Then that's the fault of the person believing the stereotype.


----------



## Necris (Aug 14, 2014)

While I agree with Tim that this specific police force isn't representative of police forces across the country it is a fact that as a result of the "war on terror" police forces have become extensively militarized across the country by taking part in Program 1033 (as referenced by F1Filter). It's gotten to the point where it is frankly insane and then sprinted past that point. Big city, small town of 250 people? Doesn't matter, if you're a law enforcement agency you're eligible to take part in this program that gives your police force surplus military gear.

And of course like a child with a cool new toy, they proceed to use their brand new surplus military gear when given even the slightest excuse because no-one can tell them "No, this is only for (specific situation)".


----------



## flint757 (Aug 14, 2014)

All Texans are cowboys, all politicians are scum, all lawyers are in it for the money, all college kids are lazy frat boys, all police are corrupt, all religious people are nuts, California is exactly like Texas (after all it is all America amirite?). Stereotyping is fun. I think it can be agreed upon that this is not necessarily a nationally affiliated problem, but very much a local one. So can we move on? Great.

Now, for some more stereotyping; I'm not surprised something like this would happen in a state like Missouri. You know what's more sad than this happening? Some people actually thinking it is okay that the police acted in this manner. Just read the comment section in the article linked above to get an idea. There are people commenting there who think they are perfect and as such people who 'cross' the law don't deserve to be treated in a legally appropriate manner (after all they should have moved faster apparently ). Those kind of people infuriate me about as much as these dickhead cops do; people who think it is okay to mistreat people because they disagree politically or otherwise.

What I did find rather enlightening in this situation is that it seems politicians up on the hill finally agreed on something, that local police way overstepped on this one. Considering how much the police tend to get away with, since they tend to get the benefit of the doubt, I can understand why things escalated the way they did that's for sure. To those involved the whole thing felt like a big cover up no doubt.


----------



## Grand Moff Tim (Aug 14, 2014)

Randy said:


> For somebody who post as intelligently as Tim, there's nothing more annoying than being on the other side of him in a debate.



I don't know whether to be flattered or insulted .


----------



## loqtrall (Aug 14, 2014)

Can't we all just agree that they're police officers that just happen to live in America?


----------



## Hollowway (Aug 14, 2014)

Well, this took a weird turn.  

If we take the thread title and change it to "local police force" can we start over? That's a discussion worth having. And it IS crazy that someone in a war zone like Gaza would send support to these folks over here, where we should be having a pretty normal time. You know, being the leaders of the free world and all.


----------



## Grand Moff Tim (Aug 14, 2014)

Yeah, sorry about that, guys . I just have a weird pet peeve about people criticizing something about America in general when it has more to do with something that's much more specific, _especially_ when the person doing the criticizing isn't an American. It's petty, I know, and perhaps I should work on not letting it bother me so much so I don't vomit my thoughts all over what could otherwise be an interesting discussion .

TASK DIRECTIONS: Please answer from the forum thread above: what does Program 1033 give to participating police forces?

COLLECTED MATERIAL:
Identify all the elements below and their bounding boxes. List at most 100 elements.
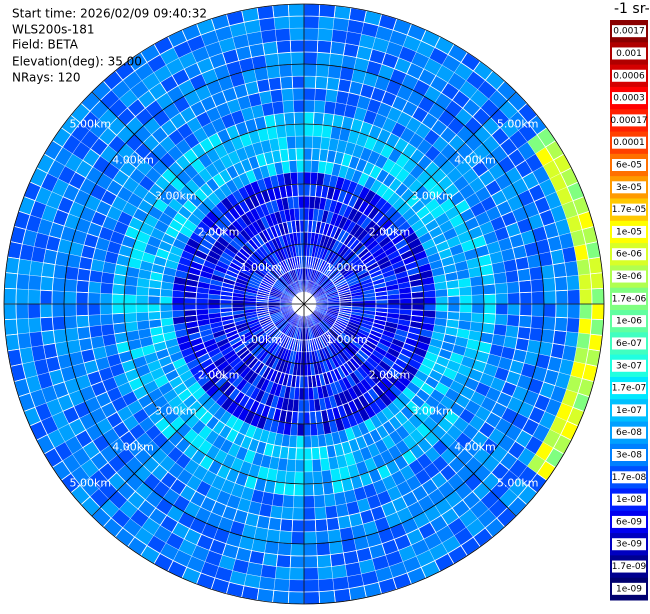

RESPONSE BELOW: Surplus military gear.